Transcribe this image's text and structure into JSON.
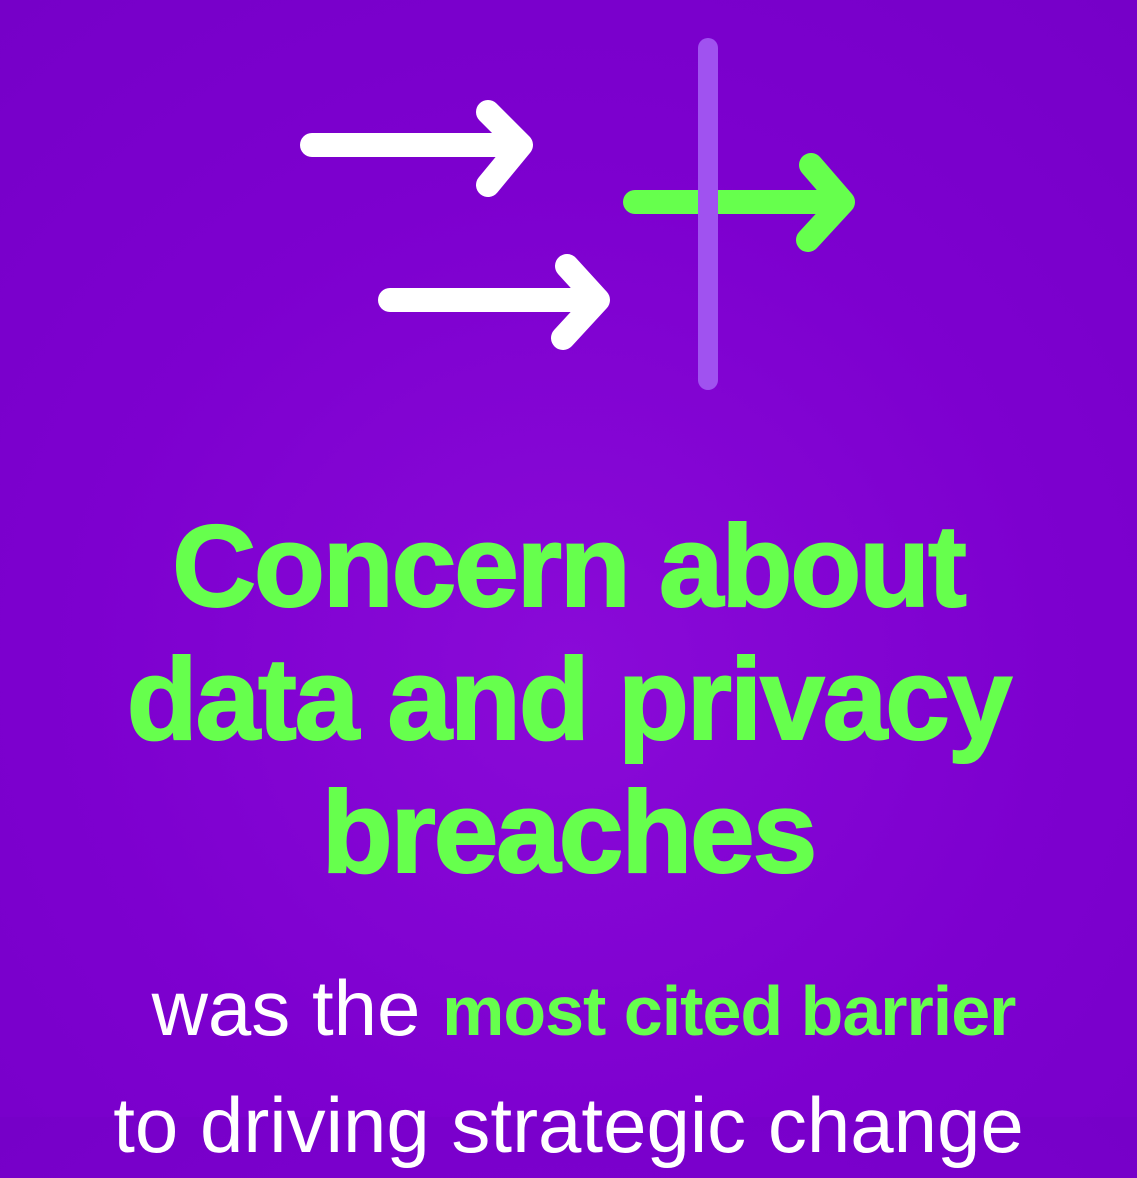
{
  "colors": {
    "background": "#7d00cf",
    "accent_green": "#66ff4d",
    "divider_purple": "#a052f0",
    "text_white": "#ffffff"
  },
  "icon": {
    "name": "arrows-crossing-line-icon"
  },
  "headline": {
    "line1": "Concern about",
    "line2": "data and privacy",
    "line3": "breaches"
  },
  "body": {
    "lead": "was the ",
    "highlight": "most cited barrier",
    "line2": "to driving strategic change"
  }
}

--

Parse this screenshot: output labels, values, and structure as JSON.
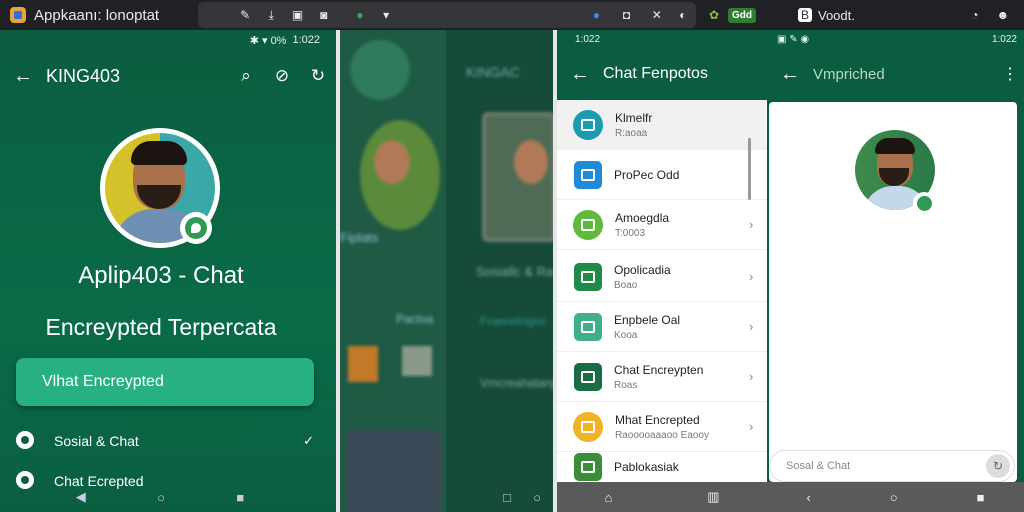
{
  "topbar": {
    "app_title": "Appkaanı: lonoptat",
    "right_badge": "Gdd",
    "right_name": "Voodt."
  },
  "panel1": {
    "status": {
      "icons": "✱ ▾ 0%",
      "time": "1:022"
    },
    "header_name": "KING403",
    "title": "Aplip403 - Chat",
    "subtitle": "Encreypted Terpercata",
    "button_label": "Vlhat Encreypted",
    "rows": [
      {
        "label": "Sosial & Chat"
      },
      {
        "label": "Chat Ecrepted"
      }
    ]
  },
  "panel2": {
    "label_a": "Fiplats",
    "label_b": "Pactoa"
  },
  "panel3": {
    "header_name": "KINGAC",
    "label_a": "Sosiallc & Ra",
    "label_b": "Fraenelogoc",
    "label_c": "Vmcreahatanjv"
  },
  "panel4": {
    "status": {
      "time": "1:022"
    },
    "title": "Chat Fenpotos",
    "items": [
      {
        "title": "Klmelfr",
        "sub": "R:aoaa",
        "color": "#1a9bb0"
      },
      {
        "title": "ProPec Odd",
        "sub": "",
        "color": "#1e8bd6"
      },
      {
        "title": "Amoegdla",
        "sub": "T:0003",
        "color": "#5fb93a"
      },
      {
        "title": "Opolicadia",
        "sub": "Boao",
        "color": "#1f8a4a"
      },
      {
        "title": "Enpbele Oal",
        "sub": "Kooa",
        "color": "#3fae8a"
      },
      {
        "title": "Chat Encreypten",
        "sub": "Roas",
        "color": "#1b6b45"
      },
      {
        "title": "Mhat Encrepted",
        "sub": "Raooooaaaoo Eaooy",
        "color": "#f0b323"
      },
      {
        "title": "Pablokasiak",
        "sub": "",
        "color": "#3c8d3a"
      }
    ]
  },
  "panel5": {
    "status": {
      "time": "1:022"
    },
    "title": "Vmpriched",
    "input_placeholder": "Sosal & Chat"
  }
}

* What you will do *
Tally up the lines in the records that contain the word "this" and give only the total.

* Reply *
2